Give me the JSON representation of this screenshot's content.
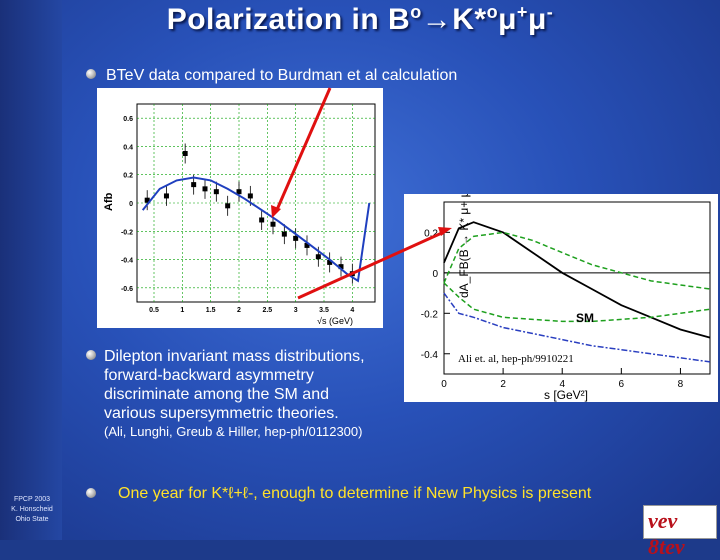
{
  "title": {
    "main": "Polarization in B",
    "sup1": "o",
    "arrow": "→",
    "k": "K*",
    "sup2": "o",
    "mu": "μ",
    "sup3": "+",
    "mu2": "μ",
    "sup4": "-"
  },
  "bullets": {
    "b1": "BTeV data compared to Burdman et al calculation",
    "b2_lines": [
      "Dilepton invariant mass distributions,",
      "forward-backward asymmetry",
      "discriminate among the SM and",
      "various supersymmetric theories."
    ],
    "b2_ref": "(Ali, Lunghi, Greub & Hiller, hep-ph/0112300)",
    "b3": "One year for K*ℓ+ℓ-, enough to determine if New Physics is present"
  },
  "footer": {
    "line1": "FPCP 2003",
    "line2": "K. Honscheid",
    "line3": "Ohio State"
  },
  "logo": {
    "text": "vev 8tev"
  },
  "left_plot": {
    "ylabel": "Afb",
    "xlabel": "√s (GeV)",
    "yticks": [
      "0.6",
      "0.4",
      "0.2",
      "0",
      "-0.2",
      "-0.4",
      "-0.6"
    ],
    "xticks": [
      "0.5",
      "1",
      "1.5",
      "2",
      "2.5",
      "3",
      "3.5",
      "4"
    ]
  },
  "right_plot": {
    "ylabel": "dA_FB(B → K* μ+ μ-)/ds",
    "xlabel": "s [GeV²]",
    "yticks": [
      "0.2",
      "0",
      "-0.2",
      "-0.4"
    ],
    "xticks": [
      "0",
      "2",
      "4",
      "6",
      "8"
    ],
    "label_sm": "SM",
    "caption": "Ali et. al, hep-ph/9910221"
  },
  "chart_data": [
    {
      "type": "scatter",
      "xlabel": "√s (GeV)",
      "ylabel": "Afb",
      "xlim": [
        0.2,
        4.4
      ],
      "ylim": [
        -0.7,
        0.7
      ],
      "series": [
        {
          "values": [
            [
              0.38,
              0.02
            ],
            [
              0.72,
              0.05
            ],
            [
              1.05,
              0.35
            ],
            [
              1.2,
              0.13
            ],
            [
              1.4,
              0.1
            ],
            [
              1.6,
              0.08
            ],
            [
              1.8,
              -0.02
            ],
            [
              2.0,
              0.08
            ],
            [
              2.2,
              0.05
            ],
            [
              2.4,
              -0.12
            ],
            [
              2.6,
              -0.15
            ],
            [
              2.8,
              -0.22
            ],
            [
              3.0,
              -0.25
            ],
            [
              3.2,
              -0.3
            ],
            [
              3.4,
              -0.38
            ],
            [
              3.6,
              -0.42
            ],
            [
              3.8,
              -0.45
            ],
            [
              4.0,
              -0.5
            ]
          ]
        },
        {
          "values": [
            [
              0.3,
              -0.05
            ],
            [
              0.6,
              0.1
            ],
            [
              0.9,
              0.16
            ],
            [
              1.2,
              0.18
            ],
            [
              1.5,
              0.16
            ],
            [
              1.8,
              0.1
            ],
            [
              2.1,
              0.03
            ],
            [
              2.4,
              -0.05
            ],
            [
              2.7,
              -0.13
            ],
            [
              3.0,
              -0.22
            ],
            [
              3.3,
              -0.31
            ],
            [
              3.6,
              -0.4
            ],
            [
              3.9,
              -0.5
            ],
            [
              4.1,
              -0.55
            ],
            [
              4.3,
              0.0
            ]
          ]
        }
      ]
    },
    {
      "type": "line",
      "xlabel": "s [GeV²]",
      "xlim": [
        0,
        9
      ],
      "ylim": [
        -0.5,
        0.35
      ],
      "series": [
        {
          "name": "SM",
          "x": [
            0,
            0.5,
            1,
            2,
            3,
            4,
            5,
            6,
            7,
            8,
            9
          ],
          "values": [
            0.05,
            0.22,
            0.25,
            0.2,
            0.1,
            0.0,
            -0.08,
            -0.16,
            -0.22,
            -0.28,
            -0.32
          ]
        },
        {
          "x": [
            0,
            0.5,
            1,
            2,
            3,
            4,
            5,
            6,
            7,
            8,
            9
          ],
          "values": [
            -0.05,
            0.12,
            0.18,
            0.2,
            0.16,
            0.1,
            0.04,
            0.0,
            -0.04,
            -0.06,
            -0.08
          ]
        },
        {
          "x": [
            0,
            0.5,
            1,
            2,
            3,
            4,
            5,
            6,
            7,
            8,
            9
          ],
          "values": [
            -0.05,
            -0.12,
            -0.18,
            -0.22,
            -0.23,
            -0.24,
            -0.24,
            -0.23,
            -0.22,
            -0.2,
            -0.18
          ]
        },
        {
          "x": [
            0,
            0.5,
            1,
            2,
            3,
            4,
            5,
            6,
            7,
            8,
            9
          ],
          "values": [
            -0.1,
            -0.2,
            -0.22,
            -0.27,
            -0.3,
            -0.33,
            -0.36,
            -0.38,
            -0.4,
            -0.42,
            -0.44
          ]
        }
      ]
    }
  ]
}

-=-=-=-=-

* [What this task involves]
Set down all the data again exactly as above, pictures excluded.

* [Task result]
Give me the JSON representation of this screenshot's content.
{
  "title": {
    "main": "Polarization in B",
    "sup1": "o",
    "arrow": "→",
    "k": "K*",
    "sup2": "o",
    "mu": "μ",
    "sup3": "+",
    "mu2": "μ",
    "sup4": "-"
  },
  "bullets": {
    "b1": "BTeV data compared to Burdman et al calculation",
    "b2_lines": [
      "Dilepton invariant mass distributions,",
      "forward-backward asymmetry",
      "discriminate among the SM and",
      "various supersymmetric theories."
    ],
    "b2_ref": "(Ali, Lunghi, Greub & Hiller, hep-ph/0112300)",
    "b3": "One year for K*ℓ+ℓ-, enough to determine if New Physics is present"
  },
  "footer": {
    "line1": "FPCP 2003",
    "line2": "K. Honscheid",
    "line3": "Ohio State"
  },
  "logo": {
    "text": "vev 8tev"
  },
  "left_plot": {
    "ylabel": "Afb",
    "xlabel": "√s (GeV)",
    "yticks": [
      "0.6",
      "0.4",
      "0.2",
      "0",
      "-0.2",
      "-0.4",
      "-0.6"
    ],
    "xticks": [
      "0.5",
      "1",
      "1.5",
      "2",
      "2.5",
      "3",
      "3.5",
      "4"
    ]
  },
  "right_plot": {
    "ylabel": "dA_FB(B → K* μ+ μ-)/ds",
    "xlabel": "s [GeV²]",
    "yticks": [
      "0.2",
      "0",
      "-0.2",
      "-0.4"
    ],
    "xticks": [
      "0",
      "2",
      "4",
      "6",
      "8"
    ],
    "label_sm": "SM",
    "caption": "Ali et. al, hep-ph/9910221"
  },
  "chart_data": [
    {
      "type": "scatter",
      "xlabel": "√s (GeV)",
      "ylabel": "Afb",
      "xlim": [
        0.2,
        4.4
      ],
      "ylim": [
        -0.7,
        0.7
      ],
      "series": [
        {
          "values": [
            [
              0.38,
              0.02
            ],
            [
              0.72,
              0.05
            ],
            [
              1.05,
              0.35
            ],
            [
              1.2,
              0.13
            ],
            [
              1.4,
              0.1
            ],
            [
              1.6,
              0.08
            ],
            [
              1.8,
              -0.02
            ],
            [
              2.0,
              0.08
            ],
            [
              2.2,
              0.05
            ],
            [
              2.4,
              -0.12
            ],
            [
              2.6,
              -0.15
            ],
            [
              2.8,
              -0.22
            ],
            [
              3.0,
              -0.25
            ],
            [
              3.2,
              -0.3
            ],
            [
              3.4,
              -0.38
            ],
            [
              3.6,
              -0.42
            ],
            [
              3.8,
              -0.45
            ],
            [
              4.0,
              -0.5
            ]
          ]
        },
        {
          "values": [
            [
              0.3,
              -0.05
            ],
            [
              0.6,
              0.1
            ],
            [
              0.9,
              0.16
            ],
            [
              1.2,
              0.18
            ],
            [
              1.5,
              0.16
            ],
            [
              1.8,
              0.1
            ],
            [
              2.1,
              0.03
            ],
            [
              2.4,
              -0.05
            ],
            [
              2.7,
              -0.13
            ],
            [
              3.0,
              -0.22
            ],
            [
              3.3,
              -0.31
            ],
            [
              3.6,
              -0.4
            ],
            [
              3.9,
              -0.5
            ],
            [
              4.1,
              -0.55
            ],
            [
              4.3,
              0.0
            ]
          ]
        }
      ]
    },
    {
      "type": "line",
      "xlabel": "s [GeV²]",
      "xlim": [
        0,
        9
      ],
      "ylim": [
        -0.5,
        0.35
      ],
      "series": [
        {
          "name": "SM",
          "x": [
            0,
            0.5,
            1,
            2,
            3,
            4,
            5,
            6,
            7,
            8,
            9
          ],
          "values": [
            0.05,
            0.22,
            0.25,
            0.2,
            0.1,
            0.0,
            -0.08,
            -0.16,
            -0.22,
            -0.28,
            -0.32
          ]
        },
        {
          "x": [
            0,
            0.5,
            1,
            2,
            3,
            4,
            5,
            6,
            7,
            8,
            9
          ],
          "values": [
            -0.05,
            0.12,
            0.18,
            0.2,
            0.16,
            0.1,
            0.04,
            0.0,
            -0.04,
            -0.06,
            -0.08
          ]
        },
        {
          "x": [
            0,
            0.5,
            1,
            2,
            3,
            4,
            5,
            6,
            7,
            8,
            9
          ],
          "values": [
            -0.05,
            -0.12,
            -0.18,
            -0.22,
            -0.23,
            -0.24,
            -0.24,
            -0.23,
            -0.22,
            -0.2,
            -0.18
          ]
        },
        {
          "x": [
            0,
            0.5,
            1,
            2,
            3,
            4,
            5,
            6,
            7,
            8,
            9
          ],
          "values": [
            -0.1,
            -0.2,
            -0.22,
            -0.27,
            -0.3,
            -0.33,
            -0.36,
            -0.38,
            -0.4,
            -0.42,
            -0.44
          ]
        }
      ]
    }
  ]
}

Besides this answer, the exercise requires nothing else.